*Qué hará*:
**a.** Según el texto sobre la caléndula, ¿cuál es el arquetipo de esta flor?
**b.** Transcriba del texto sobre la caléndula el fragmento que comienza con las palabras "Su arquetipo es" y termina con "contemplación y creación.".
**c.** Indique si cada una de estas afirmaciones coincide con el texto sobre la caléndula: (i) en el encuentro se experimentó con la acuarela; (ii) sanar significa regresar a quienes éramos; (iii) la caléndula se cierra ante la luz del sol. Responda sí o no y cite las palabras decisivas del texto.

*Texto para leer*:

***

Viñedos de La Tahona, Canelones.
Caléndula, un regalo al alma
Hoy, nuevamente convocados por Draupadi Santiago bajo su programa “Herbario del alma”, nos reunimos en su taller para experimentar con la acuarela.
Esta vez, la protagonista fue la caléndula (Calendula officinalis), flor luminosa y resistente a la que intentamos dar vida con nuestros pinceles mientras fuimos conociendo sus características, propiedades y simbolismos.
La caléndula sigue el ritmo del sol. Se abre a su luz y, simbólicamente, nos habla de vitalidad, renovación y confianza en nuestra propia capacidad de volver a florecer.
Su arquetipo es La Sanadora.
Y quizás allí esté una de las ideas más bellas que acompañaron el encuentro pues sanar no necesariamente significa regresar a quienes éramos, sino integrar lo vivido y permitir que algo nuevo nazca de esa experiencia.
Además de su dimensión simbólica, la caléndula es tradicionalmente apreciada por sus propiedades antiinflamatorias, calmantes y regeneradoras de la piel. Pero en el taller su presencia fue más allá de lo botánico y se convirtió en motivo de observación, contemplación y creación.

***

*Entradas mostradas*:
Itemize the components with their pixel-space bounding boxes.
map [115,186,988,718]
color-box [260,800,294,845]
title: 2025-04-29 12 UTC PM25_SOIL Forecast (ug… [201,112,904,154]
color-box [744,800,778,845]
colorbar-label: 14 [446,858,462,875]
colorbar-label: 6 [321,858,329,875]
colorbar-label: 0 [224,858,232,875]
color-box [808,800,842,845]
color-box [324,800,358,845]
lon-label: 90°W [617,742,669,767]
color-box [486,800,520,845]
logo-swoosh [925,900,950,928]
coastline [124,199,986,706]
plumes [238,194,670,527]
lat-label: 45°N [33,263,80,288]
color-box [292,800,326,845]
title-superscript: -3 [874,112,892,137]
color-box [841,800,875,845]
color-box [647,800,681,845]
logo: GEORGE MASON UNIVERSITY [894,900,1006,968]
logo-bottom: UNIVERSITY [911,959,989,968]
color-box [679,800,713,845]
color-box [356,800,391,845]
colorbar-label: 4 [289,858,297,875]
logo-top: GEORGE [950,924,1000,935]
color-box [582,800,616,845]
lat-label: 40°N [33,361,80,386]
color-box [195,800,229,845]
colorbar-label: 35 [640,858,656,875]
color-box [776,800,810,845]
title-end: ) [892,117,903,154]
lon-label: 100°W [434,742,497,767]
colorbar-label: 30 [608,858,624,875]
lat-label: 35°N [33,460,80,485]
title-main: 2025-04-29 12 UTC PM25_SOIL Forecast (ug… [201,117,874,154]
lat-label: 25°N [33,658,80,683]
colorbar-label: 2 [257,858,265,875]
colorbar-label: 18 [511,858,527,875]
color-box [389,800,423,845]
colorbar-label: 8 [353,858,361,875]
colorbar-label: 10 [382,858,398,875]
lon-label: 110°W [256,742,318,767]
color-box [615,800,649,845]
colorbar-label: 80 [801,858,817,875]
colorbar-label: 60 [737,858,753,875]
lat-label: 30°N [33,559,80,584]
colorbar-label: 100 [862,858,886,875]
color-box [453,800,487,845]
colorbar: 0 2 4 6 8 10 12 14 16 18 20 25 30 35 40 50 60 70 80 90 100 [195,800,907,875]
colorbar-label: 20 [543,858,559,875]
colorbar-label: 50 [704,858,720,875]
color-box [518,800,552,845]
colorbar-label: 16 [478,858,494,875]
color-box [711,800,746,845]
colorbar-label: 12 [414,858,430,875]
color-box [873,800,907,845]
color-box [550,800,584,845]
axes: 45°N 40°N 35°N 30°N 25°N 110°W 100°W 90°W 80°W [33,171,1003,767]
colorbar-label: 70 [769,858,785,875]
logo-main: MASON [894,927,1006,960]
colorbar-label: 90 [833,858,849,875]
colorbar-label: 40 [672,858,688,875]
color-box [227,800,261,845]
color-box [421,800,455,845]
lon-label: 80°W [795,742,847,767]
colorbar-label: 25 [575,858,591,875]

***

*Respuestas*:
**a.** Su arquetipo es La Sanadora.

**b.**
Su arquetipo es La Sanadora.
Y quizás allí esté una de las ideas más bellas que acompañaron el encuentro pues sanar no necesariamente significa regresar a quienes éramos, sino integrar lo vivido y permitir que algo nuevo nazca de esa experiencia.
Además de su dimensión simbólica, la caléndula es tradicionalmente apreciada por sus propiedades antiinflamatorias, calmantes y regeneradoras de la piel. Pero en el taller su presencia fue más allá de lo botánico y se convirtió en motivo de observación, contemplación y creación.

**c.**
(i) Sí: "nos reunimos en su taller para experimentar con la acuarela."
(ii) No: "sanar no necesariamente significa regresar a quienes éramos"
(iii) No: "Se abre a su luz"